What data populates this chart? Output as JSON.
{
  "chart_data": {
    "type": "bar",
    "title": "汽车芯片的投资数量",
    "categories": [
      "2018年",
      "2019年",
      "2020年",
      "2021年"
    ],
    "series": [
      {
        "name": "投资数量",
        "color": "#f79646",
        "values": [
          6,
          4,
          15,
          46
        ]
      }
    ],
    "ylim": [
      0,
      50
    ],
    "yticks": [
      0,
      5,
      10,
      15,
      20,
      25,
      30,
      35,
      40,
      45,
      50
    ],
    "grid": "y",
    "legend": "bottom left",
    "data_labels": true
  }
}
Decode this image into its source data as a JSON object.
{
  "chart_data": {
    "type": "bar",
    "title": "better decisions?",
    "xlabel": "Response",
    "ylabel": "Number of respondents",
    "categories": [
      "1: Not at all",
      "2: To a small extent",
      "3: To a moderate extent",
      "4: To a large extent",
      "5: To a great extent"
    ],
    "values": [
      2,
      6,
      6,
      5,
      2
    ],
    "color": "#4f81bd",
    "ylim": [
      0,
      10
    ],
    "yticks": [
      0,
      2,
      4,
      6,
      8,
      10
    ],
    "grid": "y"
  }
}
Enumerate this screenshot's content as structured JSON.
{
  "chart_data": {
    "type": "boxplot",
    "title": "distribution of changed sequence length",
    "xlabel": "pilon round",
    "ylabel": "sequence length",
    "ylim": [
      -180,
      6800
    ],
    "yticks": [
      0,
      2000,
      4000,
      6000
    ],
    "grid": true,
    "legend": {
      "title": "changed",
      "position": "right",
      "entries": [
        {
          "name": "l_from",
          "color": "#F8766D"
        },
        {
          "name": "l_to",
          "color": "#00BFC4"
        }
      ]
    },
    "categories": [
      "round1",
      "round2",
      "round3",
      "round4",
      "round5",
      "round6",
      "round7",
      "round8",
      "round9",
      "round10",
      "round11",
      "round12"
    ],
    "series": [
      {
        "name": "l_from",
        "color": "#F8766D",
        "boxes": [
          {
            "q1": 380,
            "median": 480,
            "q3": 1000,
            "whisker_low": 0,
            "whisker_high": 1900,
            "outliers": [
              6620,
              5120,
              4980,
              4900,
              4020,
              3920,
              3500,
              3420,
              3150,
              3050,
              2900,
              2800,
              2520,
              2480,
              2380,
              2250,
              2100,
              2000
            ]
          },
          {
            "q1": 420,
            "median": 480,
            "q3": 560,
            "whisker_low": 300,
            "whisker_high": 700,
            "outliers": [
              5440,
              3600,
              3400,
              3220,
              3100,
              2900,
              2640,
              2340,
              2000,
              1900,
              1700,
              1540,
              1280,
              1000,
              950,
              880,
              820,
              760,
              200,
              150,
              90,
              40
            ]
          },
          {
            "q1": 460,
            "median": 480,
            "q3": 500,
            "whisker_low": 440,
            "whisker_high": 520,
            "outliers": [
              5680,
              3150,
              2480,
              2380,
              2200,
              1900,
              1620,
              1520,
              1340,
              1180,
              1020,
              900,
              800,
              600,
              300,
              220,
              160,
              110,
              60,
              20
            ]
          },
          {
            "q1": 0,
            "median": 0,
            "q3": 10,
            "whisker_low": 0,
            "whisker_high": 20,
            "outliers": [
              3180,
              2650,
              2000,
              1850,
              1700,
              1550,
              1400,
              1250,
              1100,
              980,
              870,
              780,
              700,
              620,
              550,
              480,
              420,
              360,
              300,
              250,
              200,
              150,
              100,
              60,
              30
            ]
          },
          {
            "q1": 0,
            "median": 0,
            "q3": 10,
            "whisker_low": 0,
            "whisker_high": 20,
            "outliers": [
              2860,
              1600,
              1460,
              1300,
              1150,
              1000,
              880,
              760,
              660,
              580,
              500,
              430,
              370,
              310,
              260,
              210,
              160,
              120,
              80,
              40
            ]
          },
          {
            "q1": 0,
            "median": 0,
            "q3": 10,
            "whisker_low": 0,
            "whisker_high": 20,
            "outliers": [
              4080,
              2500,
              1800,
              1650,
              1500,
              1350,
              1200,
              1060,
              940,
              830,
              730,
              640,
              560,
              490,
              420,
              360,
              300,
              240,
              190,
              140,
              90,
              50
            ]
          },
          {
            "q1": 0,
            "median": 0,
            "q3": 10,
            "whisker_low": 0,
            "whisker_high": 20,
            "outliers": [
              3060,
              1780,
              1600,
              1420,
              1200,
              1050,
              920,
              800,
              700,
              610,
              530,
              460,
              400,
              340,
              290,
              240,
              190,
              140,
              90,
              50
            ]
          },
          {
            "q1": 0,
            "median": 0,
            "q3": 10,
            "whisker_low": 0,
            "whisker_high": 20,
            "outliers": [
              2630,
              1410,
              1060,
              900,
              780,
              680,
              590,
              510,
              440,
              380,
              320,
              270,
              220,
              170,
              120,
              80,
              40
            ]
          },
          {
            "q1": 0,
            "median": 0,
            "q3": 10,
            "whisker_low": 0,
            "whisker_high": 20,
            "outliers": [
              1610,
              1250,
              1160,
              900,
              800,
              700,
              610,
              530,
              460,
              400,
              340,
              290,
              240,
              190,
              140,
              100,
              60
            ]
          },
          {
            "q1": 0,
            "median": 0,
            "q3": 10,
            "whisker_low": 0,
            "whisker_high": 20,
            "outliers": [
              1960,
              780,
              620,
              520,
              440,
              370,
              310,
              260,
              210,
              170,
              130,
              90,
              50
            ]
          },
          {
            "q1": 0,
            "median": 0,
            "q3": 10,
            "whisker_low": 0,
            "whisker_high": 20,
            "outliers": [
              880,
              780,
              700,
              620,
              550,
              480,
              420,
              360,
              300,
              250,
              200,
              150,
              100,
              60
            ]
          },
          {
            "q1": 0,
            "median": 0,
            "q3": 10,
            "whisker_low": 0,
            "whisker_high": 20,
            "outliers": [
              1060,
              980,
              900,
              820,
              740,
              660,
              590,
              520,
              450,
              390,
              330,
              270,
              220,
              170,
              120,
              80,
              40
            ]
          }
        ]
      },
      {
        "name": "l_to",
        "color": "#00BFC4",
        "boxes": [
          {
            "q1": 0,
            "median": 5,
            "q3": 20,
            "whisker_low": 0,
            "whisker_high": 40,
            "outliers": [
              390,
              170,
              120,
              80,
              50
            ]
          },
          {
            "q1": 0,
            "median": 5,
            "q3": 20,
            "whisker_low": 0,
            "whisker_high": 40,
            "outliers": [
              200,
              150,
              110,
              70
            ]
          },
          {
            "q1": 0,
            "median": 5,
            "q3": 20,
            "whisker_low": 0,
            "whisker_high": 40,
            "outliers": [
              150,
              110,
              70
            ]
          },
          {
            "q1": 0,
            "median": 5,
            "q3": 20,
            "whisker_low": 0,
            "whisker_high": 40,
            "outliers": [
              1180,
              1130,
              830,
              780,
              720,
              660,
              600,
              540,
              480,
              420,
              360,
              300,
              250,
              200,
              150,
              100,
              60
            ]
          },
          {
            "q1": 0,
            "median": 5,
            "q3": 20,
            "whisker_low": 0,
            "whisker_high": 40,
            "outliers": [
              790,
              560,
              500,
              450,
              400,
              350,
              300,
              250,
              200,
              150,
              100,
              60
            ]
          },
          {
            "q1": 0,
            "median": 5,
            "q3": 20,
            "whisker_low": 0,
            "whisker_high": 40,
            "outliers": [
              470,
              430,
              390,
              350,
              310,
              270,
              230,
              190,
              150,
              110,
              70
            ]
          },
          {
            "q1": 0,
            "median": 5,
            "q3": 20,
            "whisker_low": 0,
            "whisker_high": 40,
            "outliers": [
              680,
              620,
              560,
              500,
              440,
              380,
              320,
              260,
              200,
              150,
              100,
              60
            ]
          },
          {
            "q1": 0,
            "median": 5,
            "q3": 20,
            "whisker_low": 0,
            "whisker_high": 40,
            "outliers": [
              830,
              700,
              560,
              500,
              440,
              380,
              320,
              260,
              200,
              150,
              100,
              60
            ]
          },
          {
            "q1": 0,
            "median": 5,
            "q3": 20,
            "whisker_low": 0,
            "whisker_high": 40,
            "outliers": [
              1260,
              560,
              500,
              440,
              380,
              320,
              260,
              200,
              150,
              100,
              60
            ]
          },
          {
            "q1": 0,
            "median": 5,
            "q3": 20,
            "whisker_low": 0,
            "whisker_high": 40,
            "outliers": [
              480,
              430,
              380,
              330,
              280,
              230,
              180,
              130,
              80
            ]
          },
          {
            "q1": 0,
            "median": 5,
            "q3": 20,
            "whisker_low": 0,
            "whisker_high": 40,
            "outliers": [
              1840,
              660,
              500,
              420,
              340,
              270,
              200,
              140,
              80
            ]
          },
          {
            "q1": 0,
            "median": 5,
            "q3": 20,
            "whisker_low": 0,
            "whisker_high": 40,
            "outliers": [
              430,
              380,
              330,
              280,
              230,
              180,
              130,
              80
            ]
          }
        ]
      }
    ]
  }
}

○ ○ ○ ○ ○

Your task>
Display every line of the listing that contains the string "sequence".

Solution for this problem>
    "title": "distribution of changed sequence length",
    "ylabel": "sequence length",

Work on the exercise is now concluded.